• Task statement: Collect from the data below each line with "subtitle".

• Dataset records:
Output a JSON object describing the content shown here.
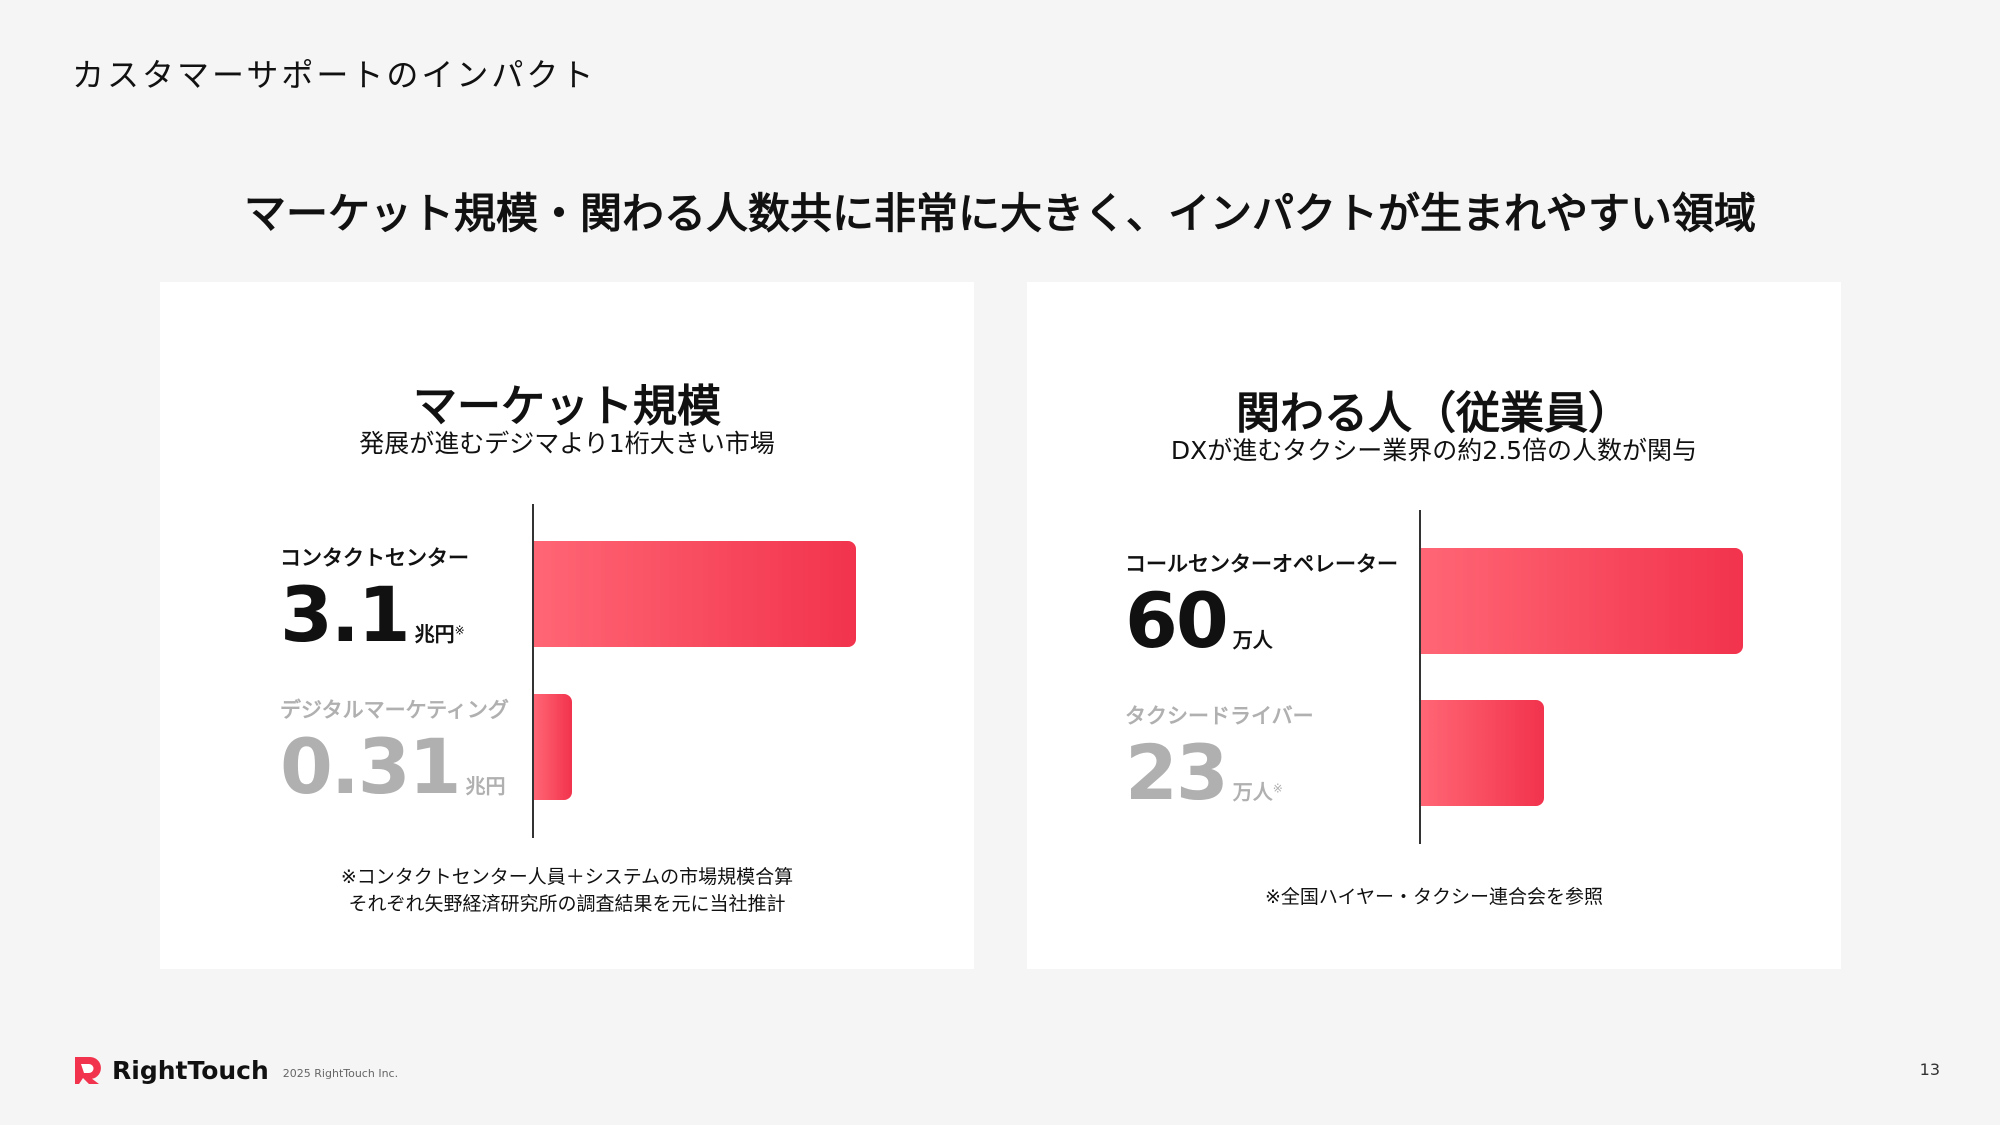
{
  "header": {
    "section_title": "カスタマーサポートのインパクト",
    "headline": "マーケット規模・関わる人数共に非常に大きく、インパクトが生まれやすい領域"
  },
  "colors": {
    "bar_start": "#ff6675",
    "bar_end": "#f2334d",
    "muted": "#b0b0b0"
  },
  "chart_data": [
    {
      "type": "bar",
      "orientation": "horizontal",
      "title": "マーケット規模",
      "subtitle": "発展が進むデジマより1桁大きい市場",
      "categories": [
        "コンタクトセンター",
        "デジタルマーケティング"
      ],
      "values": [
        3.1,
        0.31
      ],
      "value_labels": [
        "3.1",
        "0.31"
      ],
      "units": [
        "兆円",
        "兆円"
      ],
      "marks": [
        "※",
        ""
      ],
      "note": [
        "※コンタクトセンター人員＋システムの市場規模合算",
        "それぞれ矢野経済研究所の調査結果を元に当社推計"
      ]
    },
    {
      "type": "bar",
      "orientation": "horizontal",
      "title": "関わる人（従業員）",
      "subtitle": "DXが進むタクシー業界の約2.5倍の人数が関与",
      "categories": [
        "コールセンターオペレーター",
        "タクシードライバー"
      ],
      "values": [
        60,
        23
      ],
      "value_labels": [
        "60",
        "23"
      ],
      "units": [
        "万人",
        "万人"
      ],
      "marks": [
        "",
        "※"
      ],
      "note": [
        "※全国ハイヤー・タクシー連合会を参照"
      ]
    }
  ],
  "footer": {
    "brand": "RightTouch",
    "copyright": "2025 RightTouch Inc.",
    "page": "13"
  }
}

• Task response:
      "subtitle": "発展が進むデジマより1桁大きい市場",
      "subtitle": "DXが進むタクシー業界の約2.5倍の人数が関与",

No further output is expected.